● Supplied data
☆ ☆ ☆ ☆
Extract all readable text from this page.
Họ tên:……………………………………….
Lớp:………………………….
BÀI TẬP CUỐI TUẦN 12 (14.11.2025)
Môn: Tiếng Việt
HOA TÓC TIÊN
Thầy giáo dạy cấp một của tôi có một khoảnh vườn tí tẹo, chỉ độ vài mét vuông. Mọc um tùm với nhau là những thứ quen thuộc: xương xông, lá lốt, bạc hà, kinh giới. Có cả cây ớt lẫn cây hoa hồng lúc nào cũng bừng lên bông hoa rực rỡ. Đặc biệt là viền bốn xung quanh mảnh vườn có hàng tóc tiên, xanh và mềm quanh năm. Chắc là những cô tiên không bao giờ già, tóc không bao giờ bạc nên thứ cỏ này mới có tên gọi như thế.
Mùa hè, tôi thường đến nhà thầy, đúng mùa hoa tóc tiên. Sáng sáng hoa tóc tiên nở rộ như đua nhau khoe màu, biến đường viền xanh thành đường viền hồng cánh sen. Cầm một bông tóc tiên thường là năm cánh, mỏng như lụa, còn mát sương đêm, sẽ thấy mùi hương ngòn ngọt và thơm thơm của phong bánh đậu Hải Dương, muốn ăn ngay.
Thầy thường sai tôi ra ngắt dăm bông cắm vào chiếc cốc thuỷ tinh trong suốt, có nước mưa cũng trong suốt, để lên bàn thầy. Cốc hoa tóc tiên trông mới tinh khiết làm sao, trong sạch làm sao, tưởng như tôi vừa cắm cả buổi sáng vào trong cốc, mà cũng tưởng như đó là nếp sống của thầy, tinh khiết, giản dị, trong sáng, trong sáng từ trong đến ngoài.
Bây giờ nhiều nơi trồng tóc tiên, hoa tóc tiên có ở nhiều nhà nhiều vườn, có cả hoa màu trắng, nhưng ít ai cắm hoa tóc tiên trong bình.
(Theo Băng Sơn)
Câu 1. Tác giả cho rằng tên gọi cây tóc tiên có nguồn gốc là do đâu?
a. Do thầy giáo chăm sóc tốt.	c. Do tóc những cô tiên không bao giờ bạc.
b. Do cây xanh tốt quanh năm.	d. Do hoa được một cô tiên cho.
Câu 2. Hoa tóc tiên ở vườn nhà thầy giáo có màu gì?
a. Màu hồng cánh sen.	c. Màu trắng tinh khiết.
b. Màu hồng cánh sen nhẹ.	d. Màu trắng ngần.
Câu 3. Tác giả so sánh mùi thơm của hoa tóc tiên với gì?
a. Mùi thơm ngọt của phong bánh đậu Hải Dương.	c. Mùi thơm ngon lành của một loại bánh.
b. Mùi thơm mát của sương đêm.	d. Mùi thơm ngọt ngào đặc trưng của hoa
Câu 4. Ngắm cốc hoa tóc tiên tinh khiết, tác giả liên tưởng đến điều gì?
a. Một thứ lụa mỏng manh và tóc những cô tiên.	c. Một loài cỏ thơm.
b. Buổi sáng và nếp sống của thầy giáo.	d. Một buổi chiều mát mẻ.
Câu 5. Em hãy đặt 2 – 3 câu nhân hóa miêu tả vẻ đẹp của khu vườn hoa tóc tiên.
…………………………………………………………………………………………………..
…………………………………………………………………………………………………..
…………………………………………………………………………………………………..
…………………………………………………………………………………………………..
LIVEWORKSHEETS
☆ ☆ ☆ ☆
Make an exact copy of the material above.

● Complete answer
Extract all readable text from this page.
Họ tên:……………………………………….
Lớp:………………………….
BÀI TẬP CUỐI TUẦN 12 (14.11.2025)
Môn: Tiếng Việt
HOA TÓC TIÊN
Thầy giáo dạy cấp một của tôi có một khoảnh vườn tí tẹo, chỉ độ vài mét vuông. Mọc um tùm với nhau là những thứ quen thuộc: xương xông, lá lốt, bạc hà, kinh giới. Có cả cây ớt lẫn cây hoa hồng lúc nào cũng bừng lên bông hoa rực rỡ. Đặc biệt là viền bốn xung quanh mảnh vườn có hàng tóc tiên, xanh và mềm quanh năm. Chắc là những cô tiên không bao giờ già, tóc không bao giờ bạc nên thứ cỏ này mới có tên gọi như thế.
Mùa hè, tôi thường đến nhà thầy, đúng mùa hoa tóc tiên. Sáng sáng hoa tóc tiên nở rộ như đua nhau khoe màu, biến đường viền xanh thành đường viền hồng cánh sen. Cầm một bông tóc tiên thường là năm cánh, mỏng như lụa, còn mát sương đêm, sẽ thấy mùi hương ngòn ngọt và thơm thơm của phong bánh đậu Hải Dương, muốn ăn ngay.
Thầy thường sai tôi ra ngắt dăm bông cắm vào chiếc cốc thuỷ tinh trong suốt, có nước mưa cũng trong suốt, để lên bàn thầy. Cốc hoa tóc tiên trông mới tinh khiết làm sao, trong sạch làm sao, tưởng như tôi vừa cắm cả buổi sáng vào trong cốc, mà cũng tưởng như đó là nếp sống của thầy, tinh khiết, giản dị, trong sáng, trong sáng từ trong đến ngoài.
Bây giờ nhiều nơi trồng tóc tiên, hoa tóc tiên có ở nhiều nhà nhiều vườn, có cả hoa màu trắng, nhưng ít ai cắm hoa tóc tiên trong bình.
(Theo Băng Sơn)
Câu 1. Tác giả cho rằng tên gọi cây tóc tiên có nguồn gốc là do đâu?
a. Do thầy giáo chăm sóc tốt.	c. Do tóc những cô tiên không bao giờ bạc.
b. Do cây xanh tốt quanh năm.	d. Do hoa được một cô tiên cho.
Câu 2. Hoa tóc tiên ở vườn nhà thầy giáo có màu gì?
a. Màu hồng cánh sen.	c. Màu trắng tinh khiết.
b. Màu hồng cánh sen nhẹ.	d. Màu trắng ngần.
Câu 3. Tác giả so sánh mùi thơm của hoa tóc tiên với gì?
a. Mùi thơm ngọt của phong bánh đậu Hải Dương.	c. Mùi thơm ngon lành của một loại bánh.
b. Mùi thơm mát của sương đêm.	d. Mùi thơm ngọt ngào đặc trưng của hoa
Câu 4. Ngắm cốc hoa tóc tiên tinh khiết, tác giả liên tưởng đến điều gì?
a. Một thứ lụa mỏng manh và tóc những cô tiên.	c. Một loài cỏ thơm.
b. Buổi sáng và nếp sống của thầy giáo.	d. Một buổi chiều mát mẻ.
Câu 5. Em hãy đặt 2 – 3 câu nhân hóa miêu tả vẻ đẹp của khu vườn hoa tóc tiên.
…………………………………………………………………………………………………..
…………………………………………………………………………………………………..
…………………………………………………………………………………………………..
…………………………………………………………………………………………………..
LIVEWORKSHEETS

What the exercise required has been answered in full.